§ Task prompt: Every entry that follows should be reproduced exactly.

§ Record extracts:
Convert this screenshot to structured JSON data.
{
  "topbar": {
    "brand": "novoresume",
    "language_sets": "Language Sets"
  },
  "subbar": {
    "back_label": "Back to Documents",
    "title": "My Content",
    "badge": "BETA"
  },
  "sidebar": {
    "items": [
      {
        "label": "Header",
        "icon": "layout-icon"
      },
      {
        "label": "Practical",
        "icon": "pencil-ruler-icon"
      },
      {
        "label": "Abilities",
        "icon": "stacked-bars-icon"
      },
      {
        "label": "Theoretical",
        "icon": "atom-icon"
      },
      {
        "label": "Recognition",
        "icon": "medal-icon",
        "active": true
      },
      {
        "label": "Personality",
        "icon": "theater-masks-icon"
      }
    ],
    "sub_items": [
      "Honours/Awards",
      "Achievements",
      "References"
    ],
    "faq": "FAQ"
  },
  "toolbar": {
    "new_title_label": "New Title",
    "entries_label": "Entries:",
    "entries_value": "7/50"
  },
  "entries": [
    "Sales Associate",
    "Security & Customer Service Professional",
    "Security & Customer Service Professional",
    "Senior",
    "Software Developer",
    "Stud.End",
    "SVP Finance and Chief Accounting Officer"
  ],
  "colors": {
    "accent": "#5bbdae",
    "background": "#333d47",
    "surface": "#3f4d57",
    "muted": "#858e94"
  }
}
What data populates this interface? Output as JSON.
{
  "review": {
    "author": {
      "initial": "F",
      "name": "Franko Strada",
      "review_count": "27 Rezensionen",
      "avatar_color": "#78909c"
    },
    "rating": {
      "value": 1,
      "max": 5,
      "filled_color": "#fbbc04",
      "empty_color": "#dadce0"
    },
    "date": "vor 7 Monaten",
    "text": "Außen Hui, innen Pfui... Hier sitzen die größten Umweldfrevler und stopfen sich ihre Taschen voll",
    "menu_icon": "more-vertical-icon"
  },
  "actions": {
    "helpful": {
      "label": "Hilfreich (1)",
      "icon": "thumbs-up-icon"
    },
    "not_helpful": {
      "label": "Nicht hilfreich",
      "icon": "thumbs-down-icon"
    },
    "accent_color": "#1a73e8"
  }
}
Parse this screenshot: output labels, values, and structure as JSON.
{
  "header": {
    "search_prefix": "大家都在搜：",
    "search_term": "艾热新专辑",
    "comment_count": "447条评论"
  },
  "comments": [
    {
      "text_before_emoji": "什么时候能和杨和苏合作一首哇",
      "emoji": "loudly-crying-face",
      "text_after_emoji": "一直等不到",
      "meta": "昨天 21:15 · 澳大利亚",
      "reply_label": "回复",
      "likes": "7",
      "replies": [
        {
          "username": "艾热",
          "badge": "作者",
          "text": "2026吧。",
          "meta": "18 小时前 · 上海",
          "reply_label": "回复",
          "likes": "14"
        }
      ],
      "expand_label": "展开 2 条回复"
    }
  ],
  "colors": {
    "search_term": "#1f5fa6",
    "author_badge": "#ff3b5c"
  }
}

§ Full response:
Convert this screenshot to structured JSON data.
{
  "topbar": {
    "brand": "novoresume",
    "language_sets": "Language Sets"
  },
  "subbar": {
    "back_label": "Back to Documents",
    "title": "My Content",
    "badge": "BETA"
  },
  "sidebar": {
    "items": [
      {
        "label": "Header",
        "icon": "layout-icon"
      },
      {
        "label": "Practical",
        "icon": "pencil-ruler-icon"
      },
      {
        "label": "Abilities",
        "icon": "stacked-bars-icon"
      },
      {
        "label": "Theoretical",
        "icon": "atom-icon"
      },
      {
        "label": "Recognition",
        "icon": "medal-icon",
        "active": true
      },
      {
        "label": "Personality",
        "icon": "theater-masks-icon"
      }
    ],
    "sub_items": [
      "Honours/Awards",
      "Achievements",
      "References"
    ],
    "faq": "FAQ"
  },
  "toolbar": {
    "new_title_label": "New Title",
    "entries_label": "Entries:",
    "entries_value": "7/50"
  },
  "entries": [
    "Sales Associate",
    "Security & Customer Service Professional",
    "Security & Customer Service Professional",
    "Senior",
    "Software Developer",
    "Stud.End",
    "SVP Finance and Chief Accounting Officer"
  ],
  "colors": {
    "accent": "#5bbdae",
    "background": "#333d47",
    "surface": "#3f4d57",
    "muted": "#858e94"
  }
}
What data populates this interface? Output as JSON.
{
  "review": {
    "author": {
      "initial": "F",
      "name": "Franko Strada",
      "review_count": "27 Rezensionen",
      "avatar_color": "#78909c"
    },
    "rating": {
      "value": 1,
      "max": 5,
      "filled_color": "#fbbc04",
      "empty_color": "#dadce0"
    },
    "date": "vor 7 Monaten",
    "text": "Außen Hui, innen Pfui... Hier sitzen die größten Umweldfrevler und stopfen sich ihre Taschen voll",
    "menu_icon": "more-vertical-icon"
  },
  "actions": {
    "helpful": {
      "label": "Hilfreich (1)",
      "icon": "thumbs-up-icon"
    },
    "not_helpful": {
      "label": "Nicht hilfreich",
      "icon": "thumbs-down-icon"
    },
    "accent_color": "#1a73e8"
  }
}
Parse this screenshot: output labels, values, and structure as JSON.
{
  "header": {
    "search_prefix": "大家都在搜：",
    "search_term": "艾热新专辑",
    "comment_count": "447条评论"
  },
  "comments": [
    {
      "text_before_emoji": "什么时候能和杨和苏合作一首哇",
      "emoji": "loudly-crying-face",
      "text_after_emoji": "一直等不到",
      "meta": "昨天 21:15 · 澳大利亚",
      "reply_label": "回复",
      "likes": "7",
      "replies": [
        {
          "username": "艾热",
          "badge": "作者",
          "text": "2026吧。",
          "meta": "18 小时前 · 上海",
          "reply_label": "回复",
          "likes": "14"
        }
      ],
      "expand_label": "展开 2 条回复"
    }
  ],
  "colors": {
    "search_term": "#1f5fa6",
    "author_badge": "#ff3b5c"
  }
}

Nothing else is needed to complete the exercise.